■ The problem:
Can you output the records below exactly as they are written?

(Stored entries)
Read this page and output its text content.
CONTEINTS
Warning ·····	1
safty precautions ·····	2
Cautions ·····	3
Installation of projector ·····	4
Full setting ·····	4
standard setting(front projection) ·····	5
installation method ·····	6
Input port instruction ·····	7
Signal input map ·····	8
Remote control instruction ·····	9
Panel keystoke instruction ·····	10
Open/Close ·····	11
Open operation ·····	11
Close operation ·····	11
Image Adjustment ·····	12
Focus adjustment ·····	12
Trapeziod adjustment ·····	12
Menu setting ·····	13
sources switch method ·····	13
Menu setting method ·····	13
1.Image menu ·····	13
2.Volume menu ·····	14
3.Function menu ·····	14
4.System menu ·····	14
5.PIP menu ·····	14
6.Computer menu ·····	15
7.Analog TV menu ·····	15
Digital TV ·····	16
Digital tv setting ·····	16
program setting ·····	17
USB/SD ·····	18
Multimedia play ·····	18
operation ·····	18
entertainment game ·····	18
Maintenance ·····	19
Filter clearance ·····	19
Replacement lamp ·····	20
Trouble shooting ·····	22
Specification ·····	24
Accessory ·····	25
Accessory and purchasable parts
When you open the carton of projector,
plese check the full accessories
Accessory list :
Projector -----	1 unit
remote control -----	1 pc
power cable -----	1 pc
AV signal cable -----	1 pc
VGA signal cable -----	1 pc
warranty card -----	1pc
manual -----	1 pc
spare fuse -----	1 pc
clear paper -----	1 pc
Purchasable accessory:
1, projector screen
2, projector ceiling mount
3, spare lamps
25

■ Worked answer:
Read this page and output its text content.
CONTEINTS
Warning ·····	1
safty precautions ·····	2
Cautions ·····	3
Installation of projector ·····	4
Full setting ·····	4
standard setting(front projection) ·····	5
installation method ·····	6
Input port instruction ·····	7
Signal input map ·····	8
Remote control instruction ·····	9
Panel keystoke instruction ·····	10
Open/Close ·····	11
Open operation ·····	11
Close operation ·····	11
Image Adjustment ·····	12
Focus adjustment ·····	12
Trapeziod adjustment ·····	12
Menu setting ·····	13
sources switch method ·····	13
Menu setting method ·····	13
1.Image menu ·····	13
2.Volume menu ·····	14
3.Function menu ·····	14
4.System menu ·····	14
5.PIP menu ·····	14
6.Computer menu ·····	15
7.Analog TV menu ·····	15
Digital TV ·····	16
Digital tv setting ·····	16
program setting ·····	17
USB/SD ·····	18
Multimedia play ·····	18
operation ·····	18
entertainment game ·····	18
Maintenance ·····	19
Filter clearance ·····	19
Replacement lamp ·····	20
Trouble shooting ·····	22
Specification ·····	24
Accessory ·····	25
Accessory and purchasable parts
When you open the carton of projector,
plese check the full accessories
Accessory list :
Projector -----	1 unit
remote control -----	1 pc
power cable -----	1 pc
AV signal cable -----	1 pc
VGA signal cable -----	1 pc
warranty card -----	1pc
manual -----	1 pc
spare fuse -----	1 pc
clear paper -----	1 pc
Purchasable accessory:
1, projector screen
2, projector ceiling mount
3, spare lamps
25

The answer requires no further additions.